--- BEGIN ---
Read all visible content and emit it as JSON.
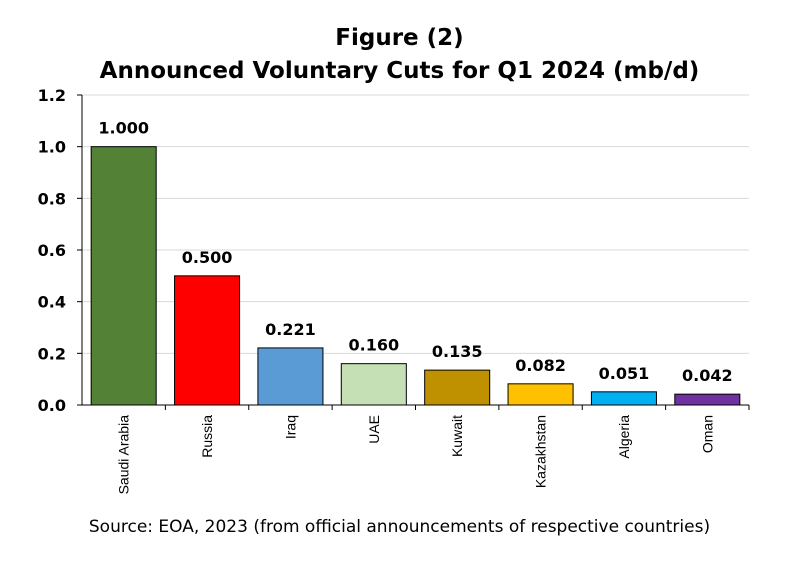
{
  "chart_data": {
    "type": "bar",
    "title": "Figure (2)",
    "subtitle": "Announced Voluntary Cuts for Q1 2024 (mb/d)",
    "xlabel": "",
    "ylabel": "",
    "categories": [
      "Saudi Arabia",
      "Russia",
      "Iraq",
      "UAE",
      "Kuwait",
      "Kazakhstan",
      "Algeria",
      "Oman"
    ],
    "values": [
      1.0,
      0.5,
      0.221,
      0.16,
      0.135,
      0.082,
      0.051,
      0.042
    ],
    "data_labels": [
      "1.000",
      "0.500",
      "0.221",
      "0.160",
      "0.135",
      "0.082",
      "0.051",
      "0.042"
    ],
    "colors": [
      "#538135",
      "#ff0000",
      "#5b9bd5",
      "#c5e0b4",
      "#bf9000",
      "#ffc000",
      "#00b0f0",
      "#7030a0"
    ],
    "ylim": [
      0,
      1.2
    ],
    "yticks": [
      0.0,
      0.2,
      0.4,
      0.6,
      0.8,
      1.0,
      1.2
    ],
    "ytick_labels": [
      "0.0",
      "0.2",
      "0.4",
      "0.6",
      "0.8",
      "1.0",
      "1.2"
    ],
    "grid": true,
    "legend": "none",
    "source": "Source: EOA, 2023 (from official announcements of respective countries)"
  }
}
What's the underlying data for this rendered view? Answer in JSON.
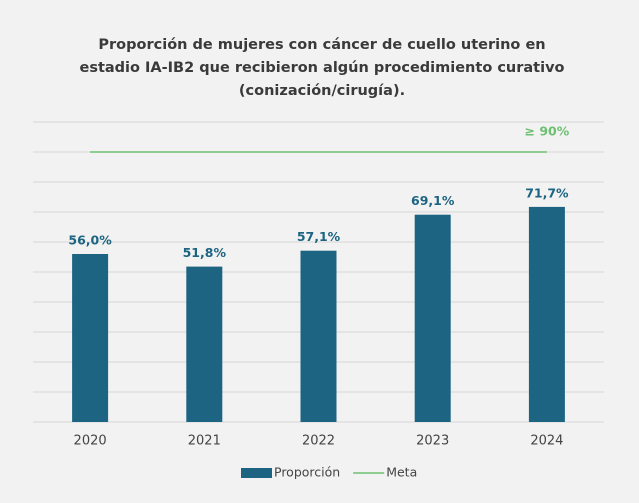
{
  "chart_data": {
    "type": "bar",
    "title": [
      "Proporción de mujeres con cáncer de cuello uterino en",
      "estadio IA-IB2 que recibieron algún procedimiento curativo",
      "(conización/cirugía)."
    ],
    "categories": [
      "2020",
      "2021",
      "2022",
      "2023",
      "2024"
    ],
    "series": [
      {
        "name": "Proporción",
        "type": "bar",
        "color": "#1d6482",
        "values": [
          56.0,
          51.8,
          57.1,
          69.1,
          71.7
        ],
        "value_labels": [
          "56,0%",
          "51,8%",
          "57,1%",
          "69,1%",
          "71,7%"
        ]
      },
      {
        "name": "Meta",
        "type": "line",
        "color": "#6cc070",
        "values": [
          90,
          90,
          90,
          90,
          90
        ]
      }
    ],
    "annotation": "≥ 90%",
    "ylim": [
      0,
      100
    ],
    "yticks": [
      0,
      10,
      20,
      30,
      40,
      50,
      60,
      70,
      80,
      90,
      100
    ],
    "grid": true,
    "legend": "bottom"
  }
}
--- END ---
--- BEGIN ---
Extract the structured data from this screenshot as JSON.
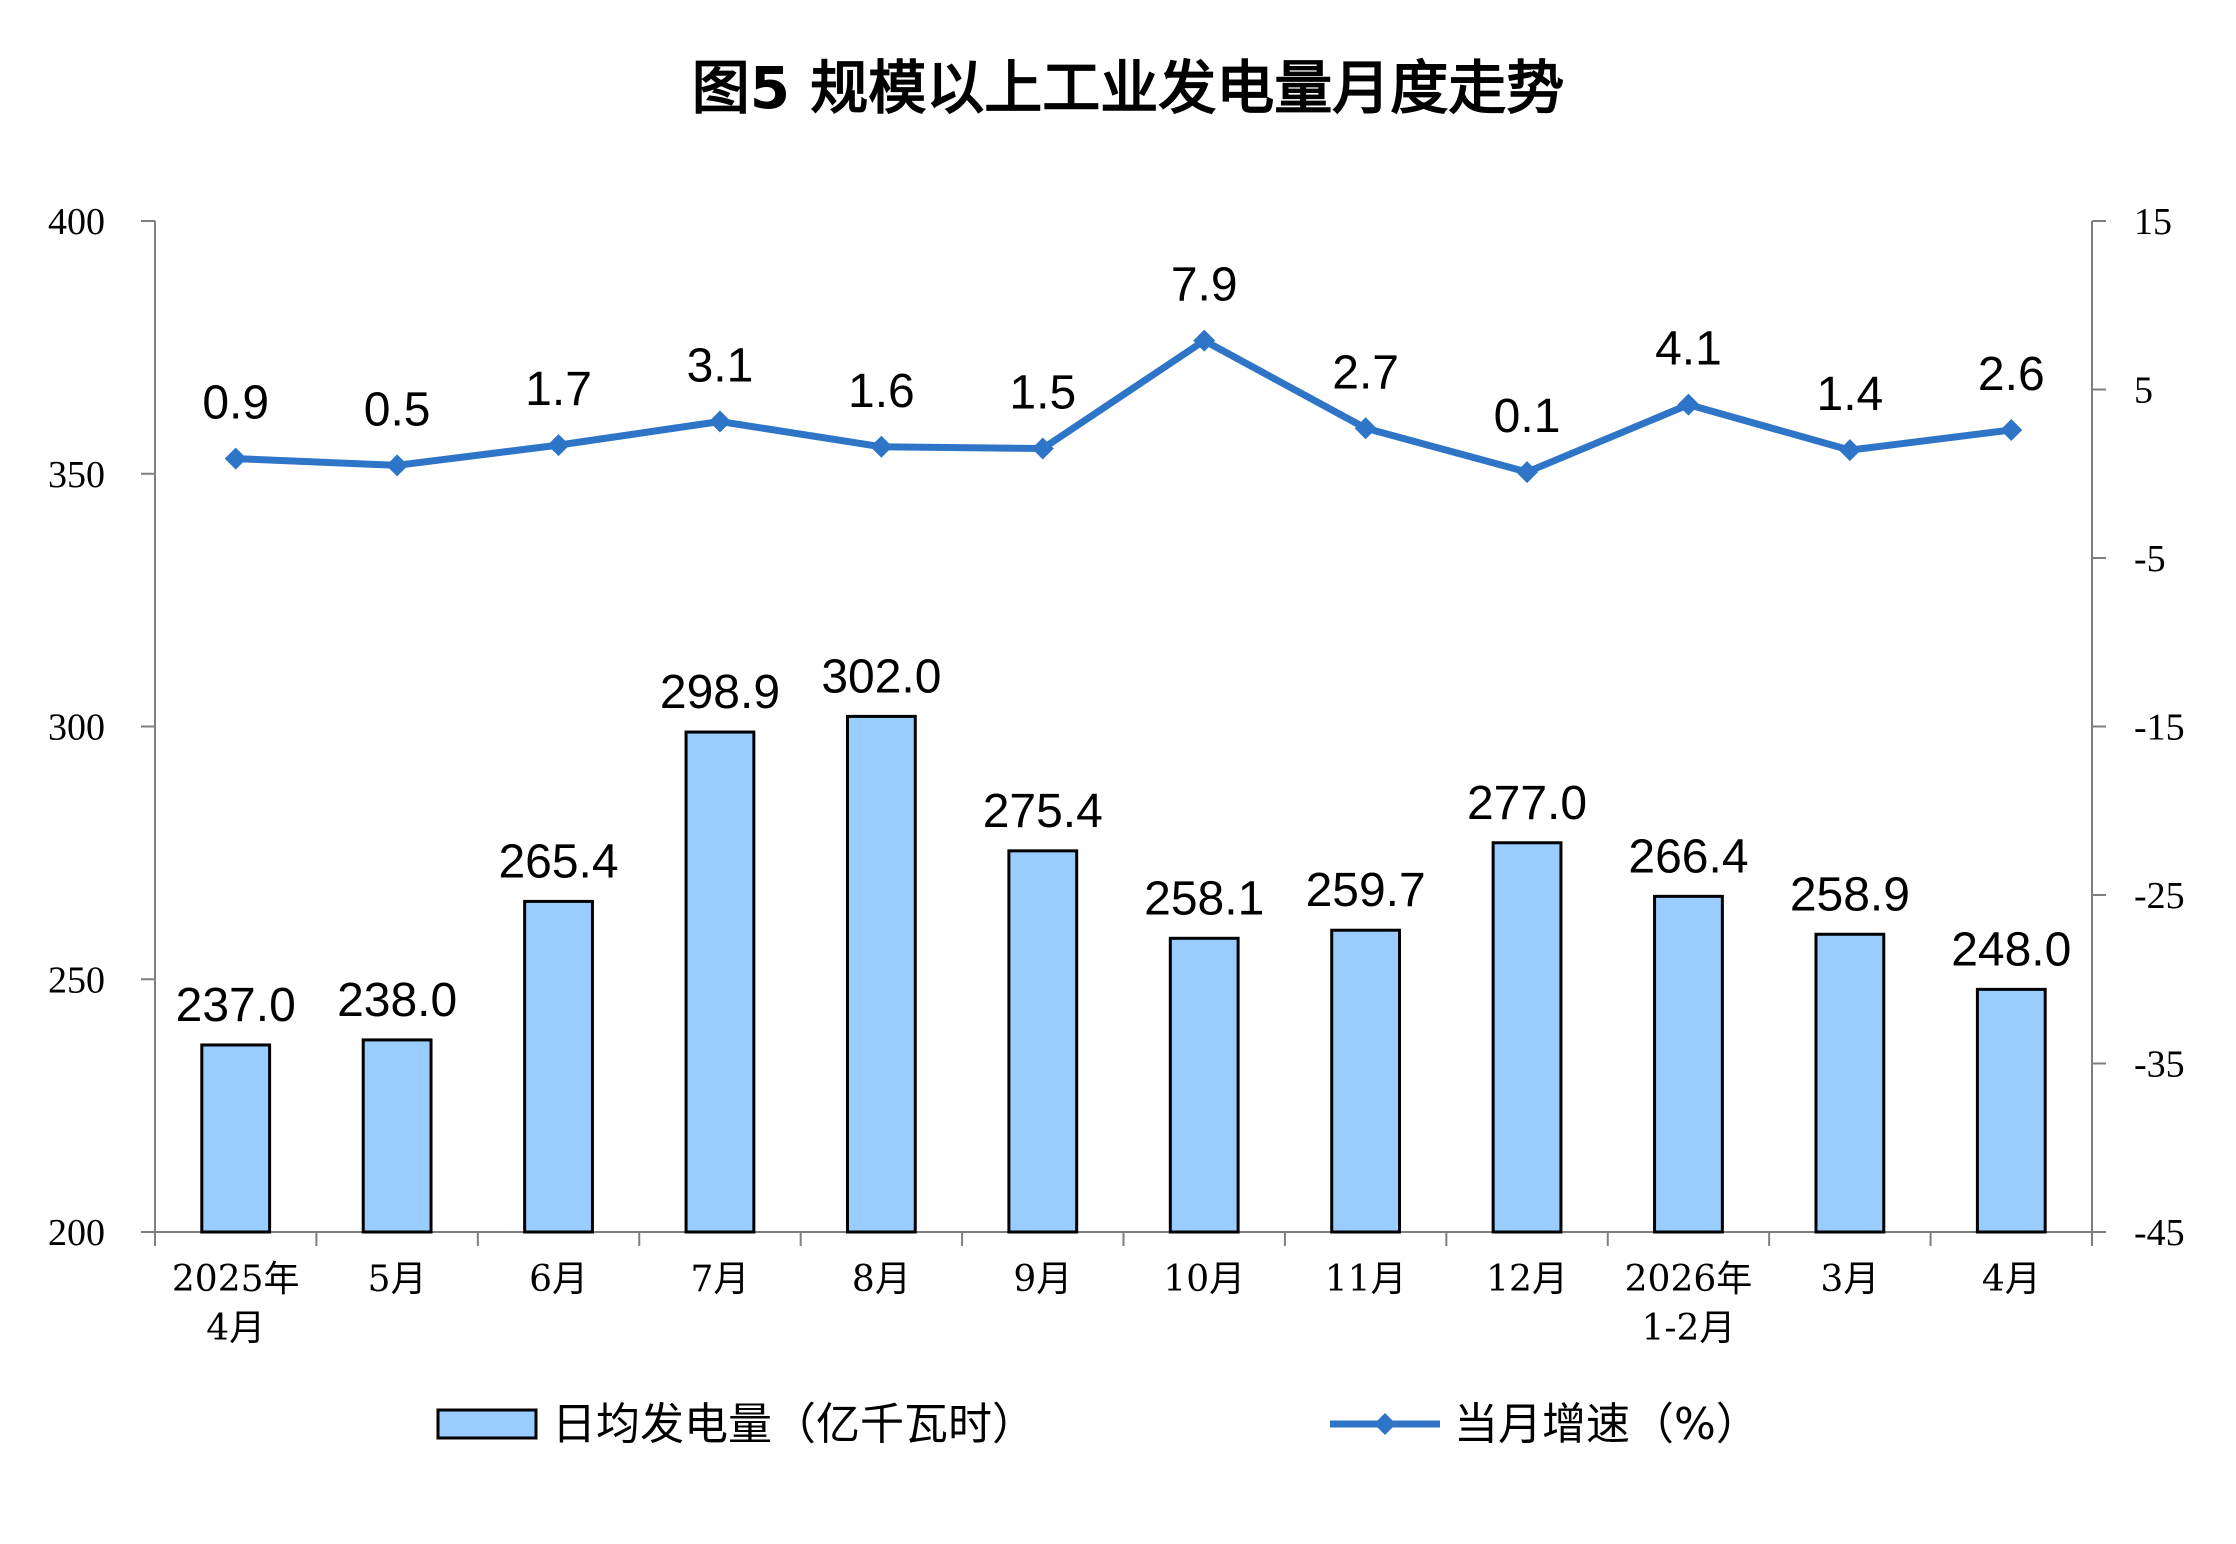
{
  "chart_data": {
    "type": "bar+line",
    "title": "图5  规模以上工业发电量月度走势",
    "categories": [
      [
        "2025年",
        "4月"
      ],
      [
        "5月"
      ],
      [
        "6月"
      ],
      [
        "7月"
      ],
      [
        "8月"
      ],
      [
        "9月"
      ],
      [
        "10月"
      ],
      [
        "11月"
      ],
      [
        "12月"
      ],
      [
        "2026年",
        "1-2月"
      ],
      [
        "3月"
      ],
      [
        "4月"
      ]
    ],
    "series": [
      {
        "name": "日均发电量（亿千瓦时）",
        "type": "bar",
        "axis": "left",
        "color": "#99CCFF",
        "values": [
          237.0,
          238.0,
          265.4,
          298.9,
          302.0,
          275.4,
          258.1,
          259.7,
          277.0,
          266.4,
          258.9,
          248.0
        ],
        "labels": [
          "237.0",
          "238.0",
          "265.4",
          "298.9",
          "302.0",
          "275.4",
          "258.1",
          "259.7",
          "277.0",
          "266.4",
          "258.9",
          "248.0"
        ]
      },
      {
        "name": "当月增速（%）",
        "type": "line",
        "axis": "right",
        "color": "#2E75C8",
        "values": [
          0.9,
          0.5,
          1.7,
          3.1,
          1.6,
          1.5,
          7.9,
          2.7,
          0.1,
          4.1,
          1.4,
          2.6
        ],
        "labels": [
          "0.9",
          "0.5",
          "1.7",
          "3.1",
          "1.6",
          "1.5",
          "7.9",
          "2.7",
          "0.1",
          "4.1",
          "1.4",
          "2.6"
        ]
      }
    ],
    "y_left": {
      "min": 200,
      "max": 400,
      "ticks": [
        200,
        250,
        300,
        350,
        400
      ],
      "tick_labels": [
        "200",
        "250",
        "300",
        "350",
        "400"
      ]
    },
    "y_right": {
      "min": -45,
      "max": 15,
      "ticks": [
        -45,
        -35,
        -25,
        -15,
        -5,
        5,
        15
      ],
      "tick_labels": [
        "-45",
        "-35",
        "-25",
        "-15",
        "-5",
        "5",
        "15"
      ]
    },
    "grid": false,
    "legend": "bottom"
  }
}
--- END ---
• [Problem] Where a line in the entries holds the word "from", copy that line.

• [In response]
    "source": "Source: EOA, 2023 (from official announcements of respective countries)"
Extract the structured data from this screenshot as JSON.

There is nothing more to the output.